EXTRACTED TEXT >>
## Step 1: Install Required Libraries

Install the necessary packages including youtube-transcript-api for transcript extraction.

In [2]:
!pip install --upgrade requests pandas youtube-transcript-api

Defaulting to user installation because normal site-packages is not writeable



[notice] A new release of pip is available: 25.2 -> 25.3
[notice] To update, run: python.exe -m pip install --upgrade pip


## Step 2: Import Libraries and Configuration

Import necessary libraries and load API credentials from config file.

In [3]:
import requests
import pandas as pd
from youtube_transcript_api import YouTubeTranscriptApi
from config import API_KEY, CHANNEL_ID

## Step 3: Fetch Video Data

Use YouTube Data API to retrieve the latest 50 videos from the channel.

In [None]:
# Force reload config module
import importlib
import config
importlib.reload(config)
from config import API_KEY, CHANNEL_ID
print(f"Using Channel ID: {CHANNEL_ID}")

# First, get the channel's uploads playlist ID
channel_url = "https://www.googleapis.com/youtube/v3/channels"
channel_params = {
    "key": API_KEY,
    "id": CHANNEL_ID,
    "part": "contentDetails"
}

channel_response = requests.get(channel_url, params=channel_params).json()
uploads_playlist_id = channel_response["items"][0]["contentDetails"]["relatedPlaylists"]["uploads"]
print(f"Uploads Playlist ID: {uploads_playlist_id}")

# Now fetch videos from the uploads playlist (limit to 50 videos)
playlist_url = "https://www.googleapis.com/youtube/v3/playlistItems"
videos = []
next_page_token = None
page_num = 1
MAX_VIDEOS = 500

while True:
    playlist_params = {
        "key": API_KEY,
        "playlistId": uploads_playlist_id,
        "part": "snippet",
        "maxResults": 50
    }
    
    if next_page_token:
        playlist_params["pageToken"] = next_page_token
    
    response = requests.get(playlist_url, params=playlist_params).json()
    
    # Extract videos from this page
    for item in response.get("items", []):
        video_id = item["snippet"]["resourceId"]["videoId"]
        title = item["snippet"]["title"]
        published = item["snippet"]["publishedAt"]
        videos.append([video_id, title, published])
        
        # Stop if we've reached the limit
        if len(videos) >= MAX_VIDEOS:
            break
    
    print(f"Page {page_num}: Fetched {len(response.get('items', []))} videos (Total: {len(videos)})")
    
    # Check if we've reached the limit or there are no more pages
    if len(videos) >= MAX_VIDEOS:
        print(f"Reached video limit of {MAX_VIDEOS}")
        break
    
    next_page_token = response.get("nextPageToken")
    if not next_page_token:
        break
    
    page_num += 1

df = pd.DataFrame(videos, columns=["video_id", "title", "published_date"])
print(f"\n✅ Total videos fetched: {len(df)}")
df.head()

Using Channel ID: UC8butISFwT-Wl7EV0hUK0BQ
Uploads Playlist ID: UU8butISFwT-Wl7EV0hUK0BQ
Page 1: Fetched 50 videos (Total: 50)

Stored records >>
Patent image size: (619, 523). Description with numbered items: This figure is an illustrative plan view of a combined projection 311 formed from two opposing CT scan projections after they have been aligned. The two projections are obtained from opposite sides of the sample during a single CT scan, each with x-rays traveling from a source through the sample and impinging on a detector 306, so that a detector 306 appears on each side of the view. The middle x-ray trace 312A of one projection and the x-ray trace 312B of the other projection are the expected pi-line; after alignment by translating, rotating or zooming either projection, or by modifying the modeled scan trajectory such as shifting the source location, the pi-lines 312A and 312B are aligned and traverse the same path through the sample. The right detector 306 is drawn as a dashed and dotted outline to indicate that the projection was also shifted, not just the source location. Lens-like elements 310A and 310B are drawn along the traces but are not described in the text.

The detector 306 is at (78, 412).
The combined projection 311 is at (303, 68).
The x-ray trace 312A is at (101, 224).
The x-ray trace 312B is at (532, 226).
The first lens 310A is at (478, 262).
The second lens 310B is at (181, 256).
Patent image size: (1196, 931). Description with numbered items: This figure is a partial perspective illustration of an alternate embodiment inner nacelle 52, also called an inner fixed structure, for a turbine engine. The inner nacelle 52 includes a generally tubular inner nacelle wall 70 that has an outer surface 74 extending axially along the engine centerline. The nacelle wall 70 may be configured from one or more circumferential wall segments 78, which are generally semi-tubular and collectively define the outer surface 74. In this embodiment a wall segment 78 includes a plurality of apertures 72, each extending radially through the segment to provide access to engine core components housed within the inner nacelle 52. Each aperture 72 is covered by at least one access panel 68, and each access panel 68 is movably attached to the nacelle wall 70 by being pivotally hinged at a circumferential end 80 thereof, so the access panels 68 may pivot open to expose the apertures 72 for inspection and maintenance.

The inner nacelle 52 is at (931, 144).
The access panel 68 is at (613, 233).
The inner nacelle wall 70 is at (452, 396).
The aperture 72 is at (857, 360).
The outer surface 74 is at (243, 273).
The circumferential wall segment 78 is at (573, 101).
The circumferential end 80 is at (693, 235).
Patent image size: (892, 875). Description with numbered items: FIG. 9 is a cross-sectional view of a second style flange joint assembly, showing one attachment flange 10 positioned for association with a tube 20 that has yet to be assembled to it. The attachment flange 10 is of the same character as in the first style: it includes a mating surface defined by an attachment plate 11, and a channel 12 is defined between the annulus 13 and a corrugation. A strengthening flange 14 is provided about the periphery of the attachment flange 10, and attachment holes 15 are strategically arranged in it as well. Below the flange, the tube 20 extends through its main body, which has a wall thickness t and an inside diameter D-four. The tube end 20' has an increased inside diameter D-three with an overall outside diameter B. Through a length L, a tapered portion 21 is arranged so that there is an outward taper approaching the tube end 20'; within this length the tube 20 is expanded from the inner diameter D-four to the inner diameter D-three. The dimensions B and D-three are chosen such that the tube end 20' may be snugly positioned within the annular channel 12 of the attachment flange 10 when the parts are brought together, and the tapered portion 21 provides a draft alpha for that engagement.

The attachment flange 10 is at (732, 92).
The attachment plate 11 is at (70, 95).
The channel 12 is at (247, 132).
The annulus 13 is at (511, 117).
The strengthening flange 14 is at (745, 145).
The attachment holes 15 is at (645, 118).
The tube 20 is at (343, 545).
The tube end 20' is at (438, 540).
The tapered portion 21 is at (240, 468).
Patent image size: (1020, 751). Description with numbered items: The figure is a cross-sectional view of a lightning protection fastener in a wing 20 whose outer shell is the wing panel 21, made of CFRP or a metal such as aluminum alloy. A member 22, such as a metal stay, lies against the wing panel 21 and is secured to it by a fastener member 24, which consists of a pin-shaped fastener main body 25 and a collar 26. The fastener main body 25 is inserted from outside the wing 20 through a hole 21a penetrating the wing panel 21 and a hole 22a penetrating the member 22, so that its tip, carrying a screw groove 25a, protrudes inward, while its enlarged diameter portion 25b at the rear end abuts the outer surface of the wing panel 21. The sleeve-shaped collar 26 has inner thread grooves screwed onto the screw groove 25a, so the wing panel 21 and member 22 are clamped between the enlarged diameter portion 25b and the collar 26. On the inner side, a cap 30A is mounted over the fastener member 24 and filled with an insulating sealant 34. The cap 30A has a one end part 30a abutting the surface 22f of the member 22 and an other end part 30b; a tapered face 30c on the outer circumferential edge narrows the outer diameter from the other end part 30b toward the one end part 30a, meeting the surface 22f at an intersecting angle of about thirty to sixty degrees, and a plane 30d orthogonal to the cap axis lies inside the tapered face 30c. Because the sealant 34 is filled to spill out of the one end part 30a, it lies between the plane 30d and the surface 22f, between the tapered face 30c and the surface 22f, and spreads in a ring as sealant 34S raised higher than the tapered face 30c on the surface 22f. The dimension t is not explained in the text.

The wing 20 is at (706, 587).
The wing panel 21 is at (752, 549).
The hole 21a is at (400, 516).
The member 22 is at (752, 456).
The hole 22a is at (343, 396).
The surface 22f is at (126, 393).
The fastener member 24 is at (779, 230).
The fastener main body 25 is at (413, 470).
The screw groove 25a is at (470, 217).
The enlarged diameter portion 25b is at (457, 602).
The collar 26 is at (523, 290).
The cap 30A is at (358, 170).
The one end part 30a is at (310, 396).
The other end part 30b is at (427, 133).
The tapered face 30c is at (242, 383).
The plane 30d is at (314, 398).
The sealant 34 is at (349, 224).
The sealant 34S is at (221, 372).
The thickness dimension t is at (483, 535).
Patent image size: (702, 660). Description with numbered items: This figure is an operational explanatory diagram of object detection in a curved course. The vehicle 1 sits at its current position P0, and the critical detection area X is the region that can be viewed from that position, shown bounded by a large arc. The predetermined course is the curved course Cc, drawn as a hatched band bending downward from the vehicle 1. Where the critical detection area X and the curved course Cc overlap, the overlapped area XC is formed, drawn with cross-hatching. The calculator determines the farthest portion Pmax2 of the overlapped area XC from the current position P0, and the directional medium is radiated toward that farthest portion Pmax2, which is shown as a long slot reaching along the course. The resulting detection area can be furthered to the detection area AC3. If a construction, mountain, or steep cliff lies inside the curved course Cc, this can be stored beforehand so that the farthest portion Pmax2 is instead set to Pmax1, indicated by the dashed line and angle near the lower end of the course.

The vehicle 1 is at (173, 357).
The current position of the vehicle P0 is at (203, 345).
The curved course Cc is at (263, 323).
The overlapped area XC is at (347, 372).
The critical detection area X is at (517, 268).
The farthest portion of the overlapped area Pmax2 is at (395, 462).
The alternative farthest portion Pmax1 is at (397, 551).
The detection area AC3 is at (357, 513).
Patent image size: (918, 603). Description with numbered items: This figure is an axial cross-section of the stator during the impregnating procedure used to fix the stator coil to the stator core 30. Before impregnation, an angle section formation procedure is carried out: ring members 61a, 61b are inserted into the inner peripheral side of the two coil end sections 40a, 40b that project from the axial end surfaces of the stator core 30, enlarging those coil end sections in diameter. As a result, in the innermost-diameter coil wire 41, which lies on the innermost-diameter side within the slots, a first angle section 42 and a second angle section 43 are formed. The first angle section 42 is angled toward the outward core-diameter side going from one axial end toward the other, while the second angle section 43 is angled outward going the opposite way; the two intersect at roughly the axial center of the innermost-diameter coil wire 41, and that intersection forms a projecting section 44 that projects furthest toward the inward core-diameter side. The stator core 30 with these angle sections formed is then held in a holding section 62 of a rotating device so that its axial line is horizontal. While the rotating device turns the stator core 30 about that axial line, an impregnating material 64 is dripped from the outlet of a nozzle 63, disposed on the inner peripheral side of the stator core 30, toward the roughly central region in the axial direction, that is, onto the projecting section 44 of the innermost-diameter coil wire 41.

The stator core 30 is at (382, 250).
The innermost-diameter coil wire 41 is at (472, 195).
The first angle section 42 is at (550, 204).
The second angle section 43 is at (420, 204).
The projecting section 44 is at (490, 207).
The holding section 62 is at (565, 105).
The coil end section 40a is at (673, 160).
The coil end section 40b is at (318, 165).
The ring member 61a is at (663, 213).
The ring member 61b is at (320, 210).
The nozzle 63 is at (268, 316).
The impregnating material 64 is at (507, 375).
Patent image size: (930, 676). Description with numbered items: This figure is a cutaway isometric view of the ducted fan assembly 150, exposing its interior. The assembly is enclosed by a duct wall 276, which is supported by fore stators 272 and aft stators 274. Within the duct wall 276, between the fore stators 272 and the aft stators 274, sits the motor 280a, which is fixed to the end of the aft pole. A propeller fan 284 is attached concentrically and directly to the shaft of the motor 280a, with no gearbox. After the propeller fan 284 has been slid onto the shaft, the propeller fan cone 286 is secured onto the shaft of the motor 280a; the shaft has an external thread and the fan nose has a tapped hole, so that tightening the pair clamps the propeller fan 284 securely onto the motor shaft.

WHAT YOU NEED TO DO >> Echo the notebook word for word, starting with "[notice] A new" and going on through "from config file.". Work from the notebook alone.

FINAL RESULT >>
[notice] A new release of pip is available: 25.2 -> 25.3
[notice] To update, run: python.exe -m pip install --upgrade pip


## Step 2: Import Libraries and Configuration

Import necessary libraries and load API credentials from config file.